What you have to do:
All entries below are to be set down again, identical to the source.

-------- Entries shown --------

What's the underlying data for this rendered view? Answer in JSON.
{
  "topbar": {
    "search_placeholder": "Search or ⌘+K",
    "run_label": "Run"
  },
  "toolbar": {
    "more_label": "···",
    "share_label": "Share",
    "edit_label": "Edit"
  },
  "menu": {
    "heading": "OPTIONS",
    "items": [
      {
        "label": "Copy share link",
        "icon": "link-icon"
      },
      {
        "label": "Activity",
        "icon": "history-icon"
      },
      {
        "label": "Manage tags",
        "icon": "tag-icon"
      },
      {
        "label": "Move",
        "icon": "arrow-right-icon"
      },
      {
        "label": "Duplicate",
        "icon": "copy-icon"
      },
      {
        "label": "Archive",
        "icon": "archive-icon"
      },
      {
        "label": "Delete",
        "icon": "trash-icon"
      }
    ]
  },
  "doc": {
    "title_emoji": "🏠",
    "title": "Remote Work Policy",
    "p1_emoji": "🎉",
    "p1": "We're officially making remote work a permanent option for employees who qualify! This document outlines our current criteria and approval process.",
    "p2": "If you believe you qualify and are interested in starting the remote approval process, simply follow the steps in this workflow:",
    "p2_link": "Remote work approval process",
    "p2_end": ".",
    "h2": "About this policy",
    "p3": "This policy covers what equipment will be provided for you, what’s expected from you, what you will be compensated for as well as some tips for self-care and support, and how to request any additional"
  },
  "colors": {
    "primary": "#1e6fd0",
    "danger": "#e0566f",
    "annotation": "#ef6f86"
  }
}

--------

Output:
What's the underlying data for this rendered view? Answer in JSON.
{
  "topbar": {
    "search_placeholder": "Search or ⌘+K",
    "run_label": "Run"
  },
  "toolbar": {
    "more_label": "···",
    "share_label": "Share",
    "edit_label": "Edit"
  },
  "menu": {
    "heading": "OPTIONS",
    "items": [
      {
        "label": "Copy share link",
        "icon": "link-icon"
      },
      {
        "label": "Activity",
        "icon": "history-icon"
      },
      {
        "label": "Manage tags",
        "icon": "tag-icon"
      },
      {
        "label": "Move",
        "icon": "arrow-right-icon"
      },
      {
        "label": "Duplicate",
        "icon": "copy-icon"
      },
      {
        "label": "Archive",
        "icon": "archive-icon"
      },
      {
        "label": "Delete",
        "icon": "trash-icon"
      }
    ]
  },
  "doc": {
    "title_emoji": "🏠",
    "title": "Remote Work Policy",
    "p1_emoji": "🎉",
    "p1": "We're officially making remote work a permanent option for employees who qualify! This document outlines our current criteria and approval process.",
    "p2": "If you believe you qualify and are interested in starting the remote approval process, simply follow the steps in this workflow:",
    "p2_link": "Remote work approval process",
    "p2_end": ".",
    "h2": "About this policy",
    "p3": "This policy covers what equipment will be provided for you, what’s expected from you, what you will be compensated for as well as some tips for self-care and support, and how to request any additional"
  },
  "colors": {
    "primary": "#1e6fd0",
    "danger": "#e0566f",
    "annotation": "#ef6f86"
  }
}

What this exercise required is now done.